Material:
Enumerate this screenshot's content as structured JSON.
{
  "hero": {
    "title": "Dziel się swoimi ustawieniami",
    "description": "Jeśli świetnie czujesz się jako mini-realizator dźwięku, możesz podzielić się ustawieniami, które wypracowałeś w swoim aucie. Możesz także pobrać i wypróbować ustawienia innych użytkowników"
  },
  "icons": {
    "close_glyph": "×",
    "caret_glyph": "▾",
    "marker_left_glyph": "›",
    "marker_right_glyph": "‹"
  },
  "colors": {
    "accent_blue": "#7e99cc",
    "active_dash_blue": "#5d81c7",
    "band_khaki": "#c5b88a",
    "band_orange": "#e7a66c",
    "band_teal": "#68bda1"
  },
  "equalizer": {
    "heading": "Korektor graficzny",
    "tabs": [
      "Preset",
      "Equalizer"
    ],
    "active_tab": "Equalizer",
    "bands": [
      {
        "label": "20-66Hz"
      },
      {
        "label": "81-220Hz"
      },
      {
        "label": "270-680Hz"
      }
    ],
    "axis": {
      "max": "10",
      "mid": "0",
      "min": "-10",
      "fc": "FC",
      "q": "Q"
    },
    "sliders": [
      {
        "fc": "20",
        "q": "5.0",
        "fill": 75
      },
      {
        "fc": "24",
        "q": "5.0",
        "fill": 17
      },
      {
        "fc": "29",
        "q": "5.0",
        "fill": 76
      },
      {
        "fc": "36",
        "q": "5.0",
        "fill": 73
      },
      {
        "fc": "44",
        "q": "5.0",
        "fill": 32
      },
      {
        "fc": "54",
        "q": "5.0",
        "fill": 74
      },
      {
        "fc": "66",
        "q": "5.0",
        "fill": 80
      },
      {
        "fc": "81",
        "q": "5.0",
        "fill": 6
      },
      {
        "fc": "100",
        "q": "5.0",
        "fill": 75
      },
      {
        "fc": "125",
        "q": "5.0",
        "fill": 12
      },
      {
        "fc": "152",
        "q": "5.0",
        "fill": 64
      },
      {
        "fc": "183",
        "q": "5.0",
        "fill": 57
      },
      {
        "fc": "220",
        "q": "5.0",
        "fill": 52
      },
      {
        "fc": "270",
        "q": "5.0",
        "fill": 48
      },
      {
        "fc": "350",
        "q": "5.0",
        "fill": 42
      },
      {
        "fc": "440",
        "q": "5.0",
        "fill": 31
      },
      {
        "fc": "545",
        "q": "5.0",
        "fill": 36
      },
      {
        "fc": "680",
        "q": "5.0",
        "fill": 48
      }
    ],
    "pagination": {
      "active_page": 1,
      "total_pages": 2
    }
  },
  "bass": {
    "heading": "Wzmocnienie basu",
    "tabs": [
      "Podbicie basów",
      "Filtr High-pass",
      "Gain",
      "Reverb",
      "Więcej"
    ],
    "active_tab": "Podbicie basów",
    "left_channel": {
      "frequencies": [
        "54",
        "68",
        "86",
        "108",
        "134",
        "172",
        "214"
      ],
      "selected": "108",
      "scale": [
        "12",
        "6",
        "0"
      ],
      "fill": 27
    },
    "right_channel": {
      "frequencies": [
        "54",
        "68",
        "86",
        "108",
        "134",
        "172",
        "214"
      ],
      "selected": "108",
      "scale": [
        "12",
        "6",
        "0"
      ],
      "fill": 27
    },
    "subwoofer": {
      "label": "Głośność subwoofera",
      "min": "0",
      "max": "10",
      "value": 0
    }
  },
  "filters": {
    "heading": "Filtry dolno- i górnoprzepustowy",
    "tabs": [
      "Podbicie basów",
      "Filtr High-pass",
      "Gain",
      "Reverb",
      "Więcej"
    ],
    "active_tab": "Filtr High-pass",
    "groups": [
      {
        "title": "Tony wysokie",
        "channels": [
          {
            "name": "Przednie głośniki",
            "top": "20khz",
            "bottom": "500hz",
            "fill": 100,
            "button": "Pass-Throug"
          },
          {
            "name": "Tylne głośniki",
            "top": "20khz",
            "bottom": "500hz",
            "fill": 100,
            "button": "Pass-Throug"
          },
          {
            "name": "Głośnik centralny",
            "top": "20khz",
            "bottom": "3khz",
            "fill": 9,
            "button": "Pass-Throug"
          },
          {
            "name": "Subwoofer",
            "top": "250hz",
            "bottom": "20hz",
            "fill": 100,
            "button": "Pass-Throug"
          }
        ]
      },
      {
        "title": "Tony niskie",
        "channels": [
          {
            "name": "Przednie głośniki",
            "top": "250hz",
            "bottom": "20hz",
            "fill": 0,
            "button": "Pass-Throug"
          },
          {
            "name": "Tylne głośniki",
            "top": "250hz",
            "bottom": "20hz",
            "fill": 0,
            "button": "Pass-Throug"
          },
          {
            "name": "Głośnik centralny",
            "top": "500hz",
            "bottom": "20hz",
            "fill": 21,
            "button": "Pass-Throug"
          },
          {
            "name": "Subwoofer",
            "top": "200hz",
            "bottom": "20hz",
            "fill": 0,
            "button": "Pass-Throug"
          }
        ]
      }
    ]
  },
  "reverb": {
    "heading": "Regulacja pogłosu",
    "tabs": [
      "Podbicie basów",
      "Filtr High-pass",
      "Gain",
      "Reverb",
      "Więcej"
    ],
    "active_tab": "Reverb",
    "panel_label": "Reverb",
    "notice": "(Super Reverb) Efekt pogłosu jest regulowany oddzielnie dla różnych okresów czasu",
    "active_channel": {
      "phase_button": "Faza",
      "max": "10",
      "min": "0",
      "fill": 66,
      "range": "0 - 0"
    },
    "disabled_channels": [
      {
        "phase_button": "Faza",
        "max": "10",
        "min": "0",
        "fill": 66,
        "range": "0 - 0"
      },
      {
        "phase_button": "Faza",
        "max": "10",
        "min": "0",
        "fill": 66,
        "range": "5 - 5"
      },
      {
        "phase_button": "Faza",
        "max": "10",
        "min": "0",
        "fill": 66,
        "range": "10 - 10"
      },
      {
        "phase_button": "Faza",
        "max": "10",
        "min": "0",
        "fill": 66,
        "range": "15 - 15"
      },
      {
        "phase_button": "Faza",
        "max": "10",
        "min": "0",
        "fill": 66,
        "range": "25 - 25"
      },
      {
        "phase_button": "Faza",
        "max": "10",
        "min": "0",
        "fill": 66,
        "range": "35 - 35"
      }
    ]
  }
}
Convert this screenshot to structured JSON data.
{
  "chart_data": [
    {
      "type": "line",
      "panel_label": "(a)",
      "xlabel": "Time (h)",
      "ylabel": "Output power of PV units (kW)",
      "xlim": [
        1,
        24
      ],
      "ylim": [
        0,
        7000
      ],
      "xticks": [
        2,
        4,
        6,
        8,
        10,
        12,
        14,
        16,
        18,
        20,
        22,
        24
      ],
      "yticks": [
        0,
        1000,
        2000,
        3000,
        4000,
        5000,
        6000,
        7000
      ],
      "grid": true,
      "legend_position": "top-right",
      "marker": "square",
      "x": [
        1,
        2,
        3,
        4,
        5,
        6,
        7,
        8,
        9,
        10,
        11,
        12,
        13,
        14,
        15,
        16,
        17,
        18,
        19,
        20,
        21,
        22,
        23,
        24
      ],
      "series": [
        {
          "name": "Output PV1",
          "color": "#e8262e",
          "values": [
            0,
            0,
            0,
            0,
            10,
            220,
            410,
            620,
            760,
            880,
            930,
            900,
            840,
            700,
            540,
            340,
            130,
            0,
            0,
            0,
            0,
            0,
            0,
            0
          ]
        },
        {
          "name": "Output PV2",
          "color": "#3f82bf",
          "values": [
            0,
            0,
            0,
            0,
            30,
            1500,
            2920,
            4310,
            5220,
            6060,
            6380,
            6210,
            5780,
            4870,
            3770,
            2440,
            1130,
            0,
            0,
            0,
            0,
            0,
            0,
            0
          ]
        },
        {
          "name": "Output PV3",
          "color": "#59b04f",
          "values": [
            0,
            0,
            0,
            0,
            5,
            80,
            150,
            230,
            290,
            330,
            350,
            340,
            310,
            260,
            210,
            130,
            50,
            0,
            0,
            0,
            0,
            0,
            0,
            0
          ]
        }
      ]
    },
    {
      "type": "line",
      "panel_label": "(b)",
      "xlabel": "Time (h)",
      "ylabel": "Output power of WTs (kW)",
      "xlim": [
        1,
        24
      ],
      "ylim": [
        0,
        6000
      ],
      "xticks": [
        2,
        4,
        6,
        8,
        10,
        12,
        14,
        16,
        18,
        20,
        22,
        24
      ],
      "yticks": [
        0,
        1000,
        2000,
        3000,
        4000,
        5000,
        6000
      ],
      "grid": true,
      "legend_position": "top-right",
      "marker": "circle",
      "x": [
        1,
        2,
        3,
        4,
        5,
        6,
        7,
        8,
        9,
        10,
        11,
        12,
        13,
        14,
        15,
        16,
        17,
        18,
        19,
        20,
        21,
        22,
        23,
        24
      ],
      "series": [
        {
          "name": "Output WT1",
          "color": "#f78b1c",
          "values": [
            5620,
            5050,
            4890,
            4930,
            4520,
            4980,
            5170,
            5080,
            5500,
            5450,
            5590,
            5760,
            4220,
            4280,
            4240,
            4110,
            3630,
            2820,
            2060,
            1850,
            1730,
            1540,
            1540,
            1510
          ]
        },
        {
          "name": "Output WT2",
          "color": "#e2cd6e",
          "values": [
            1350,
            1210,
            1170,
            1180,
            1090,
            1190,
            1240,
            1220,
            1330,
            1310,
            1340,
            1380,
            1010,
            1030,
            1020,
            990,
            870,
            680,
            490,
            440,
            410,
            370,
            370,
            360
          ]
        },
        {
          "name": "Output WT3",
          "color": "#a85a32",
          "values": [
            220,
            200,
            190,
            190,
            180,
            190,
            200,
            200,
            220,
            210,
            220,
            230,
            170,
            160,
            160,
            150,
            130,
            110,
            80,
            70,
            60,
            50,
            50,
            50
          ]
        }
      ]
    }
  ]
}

Task to carry out: All lines of the data above that include the word "power" must be shown.

Solution:
      "ylabel": "Output power of PV units (kW)",
      "ylabel": "Output power of WTs (kW)",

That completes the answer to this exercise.